**** Input for this task

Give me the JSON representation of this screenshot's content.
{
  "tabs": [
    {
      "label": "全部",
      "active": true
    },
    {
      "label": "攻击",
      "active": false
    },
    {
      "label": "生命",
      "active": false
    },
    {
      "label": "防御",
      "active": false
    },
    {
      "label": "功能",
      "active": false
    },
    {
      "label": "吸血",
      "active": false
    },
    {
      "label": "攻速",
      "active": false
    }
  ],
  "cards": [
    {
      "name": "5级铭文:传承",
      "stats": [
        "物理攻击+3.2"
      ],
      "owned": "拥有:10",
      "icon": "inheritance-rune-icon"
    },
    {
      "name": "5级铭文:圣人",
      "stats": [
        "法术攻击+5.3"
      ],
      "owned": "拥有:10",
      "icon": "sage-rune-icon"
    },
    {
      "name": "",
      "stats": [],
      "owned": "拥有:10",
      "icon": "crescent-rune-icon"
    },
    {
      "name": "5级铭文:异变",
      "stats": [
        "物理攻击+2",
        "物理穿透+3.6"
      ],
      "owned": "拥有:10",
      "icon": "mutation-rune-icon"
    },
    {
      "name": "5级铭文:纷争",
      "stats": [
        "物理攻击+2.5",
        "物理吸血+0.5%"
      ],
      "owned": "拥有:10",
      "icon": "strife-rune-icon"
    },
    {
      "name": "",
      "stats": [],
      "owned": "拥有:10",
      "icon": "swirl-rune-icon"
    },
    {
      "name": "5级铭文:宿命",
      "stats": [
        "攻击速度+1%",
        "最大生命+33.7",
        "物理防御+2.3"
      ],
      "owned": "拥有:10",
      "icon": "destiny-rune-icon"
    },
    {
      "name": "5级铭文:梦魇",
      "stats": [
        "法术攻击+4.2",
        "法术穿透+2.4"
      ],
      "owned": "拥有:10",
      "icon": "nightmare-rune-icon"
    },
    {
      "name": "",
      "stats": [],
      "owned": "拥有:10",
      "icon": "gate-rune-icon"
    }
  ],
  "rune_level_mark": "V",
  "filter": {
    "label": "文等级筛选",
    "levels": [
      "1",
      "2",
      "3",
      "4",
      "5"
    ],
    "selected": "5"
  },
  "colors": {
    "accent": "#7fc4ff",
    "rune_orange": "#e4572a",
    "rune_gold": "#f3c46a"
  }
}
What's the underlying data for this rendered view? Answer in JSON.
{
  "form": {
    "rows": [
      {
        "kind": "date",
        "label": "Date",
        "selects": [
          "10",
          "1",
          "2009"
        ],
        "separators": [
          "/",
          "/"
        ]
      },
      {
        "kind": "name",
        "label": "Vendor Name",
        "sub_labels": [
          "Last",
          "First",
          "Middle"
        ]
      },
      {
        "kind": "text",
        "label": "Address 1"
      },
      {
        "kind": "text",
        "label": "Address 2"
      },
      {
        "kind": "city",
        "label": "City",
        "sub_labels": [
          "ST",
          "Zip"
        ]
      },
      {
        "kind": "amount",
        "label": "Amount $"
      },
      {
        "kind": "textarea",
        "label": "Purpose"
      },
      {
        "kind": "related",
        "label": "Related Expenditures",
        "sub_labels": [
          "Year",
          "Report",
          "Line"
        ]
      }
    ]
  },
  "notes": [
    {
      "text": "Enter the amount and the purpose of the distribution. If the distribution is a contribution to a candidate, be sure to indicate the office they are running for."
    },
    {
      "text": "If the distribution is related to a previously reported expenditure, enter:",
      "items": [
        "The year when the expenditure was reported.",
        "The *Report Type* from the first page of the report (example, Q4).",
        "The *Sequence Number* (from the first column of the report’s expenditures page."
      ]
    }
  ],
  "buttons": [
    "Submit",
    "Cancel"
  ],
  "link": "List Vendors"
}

********

Write out the entries above once more, without altering anything.

Response:
Give me the JSON representation of this screenshot's content.
{
  "tabs": [
    {
      "label": "全部",
      "active": true
    },
    {
      "label": "攻击",
      "active": false
    },
    {
      "label": "生命",
      "active": false
    },
    {
      "label": "防御",
      "active": false
    },
    {
      "label": "功能",
      "active": false
    },
    {
      "label": "吸血",
      "active": false
    },
    {
      "label": "攻速",
      "active": false
    }
  ],
  "cards": [
    {
      "name": "5级铭文:传承",
      "stats": [
        "物理攻击+3.2"
      ],
      "owned": "拥有:10",
      "icon": "inheritance-rune-icon"
    },
    {
      "name": "5级铭文:圣人",
      "stats": [
        "法术攻击+5.3"
      ],
      "owned": "拥有:10",
      "icon": "sage-rune-icon"
    },
    {
      "name": "",
      "stats": [],
      "owned": "拥有:10",
      "icon": "crescent-rune-icon"
    },
    {
      "name": "5级铭文:异变",
      "stats": [
        "物理攻击+2",
        "物理穿透+3.6"
      ],
      "owned": "拥有:10",
      "icon": "mutation-rune-icon"
    },
    {
      "name": "5级铭文:纷争",
      "stats": [
        "物理攻击+2.5",
        "物理吸血+0.5%"
      ],
      "owned": "拥有:10",
      "icon": "strife-rune-icon"
    },
    {
      "name": "",
      "stats": [],
      "owned": "拥有:10",
      "icon": "swirl-rune-icon"
    },
    {
      "name": "5级铭文:宿命",
      "stats": [
        "攻击速度+1%",
        "最大生命+33.7",
        "物理防御+2.3"
      ],
      "owned": "拥有:10",
      "icon": "destiny-rune-icon"
    },
    {
      "name": "5级铭文:梦魇",
      "stats": [
        "法术攻击+4.2",
        "法术穿透+2.4"
      ],
      "owned": "拥有:10",
      "icon": "nightmare-rune-icon"
    },
    {
      "name": "",
      "stats": [],
      "owned": "拥有:10",
      "icon": "gate-rune-icon"
    }
  ],
  "rune_level_mark": "V",
  "filter": {
    "label": "文等级筛选",
    "levels": [
      "1",
      "2",
      "3",
      "4",
      "5"
    ],
    "selected": "5"
  },
  "colors": {
    "accent": "#7fc4ff",
    "rune_orange": "#e4572a",
    "rune_gold": "#f3c46a"
  }
}
What's the underlying data for this rendered view? Answer in JSON.
{
  "form": {
    "rows": [
      {
        "kind": "date",
        "label": "Date",
        "selects": [
          "10",
          "1",
          "2009"
        ],
        "separators": [
          "/",
          "/"
        ]
      },
      {
        "kind": "name",
        "label": "Vendor Name",
        "sub_labels": [
          "Last",
          "First",
          "Middle"
        ]
      },
      {
        "kind": "text",
        "label": "Address 1"
      },
      {
        "kind": "text",
        "label": "Address 2"
      },
      {
        "kind": "city",
        "label": "City",
        "sub_labels": [
          "ST",
          "Zip"
        ]
      },
      {
        "kind": "amount",
        "label": "Amount $"
      },
      {
        "kind": "textarea",
        "label": "Purpose"
      },
      {
        "kind": "related",
        "label": "Related Expenditures",
        "sub_labels": [
          "Year",
          "Report",
          "Line"
        ]
      }
    ]
  },
  "notes": [
    {
      "text": "Enter the amount and the purpose of the distribution. If the distribution is a contribution to a candidate, be sure to indicate the office they are running for."
    },
    {
      "text": "If the distribution is related to a previously reported expenditure, enter:",
      "items": [
        "The year when the expenditure was reported.",
        "The *Report Type* from the first page of the report (example, Q4).",
        "The *Sequence Number* (from the first column of the report’s expenditures page."
      ]
    }
  ],
  "buttons": [
    "Submit",
    "Cancel"
  ],
  "link": "List Vendors"
}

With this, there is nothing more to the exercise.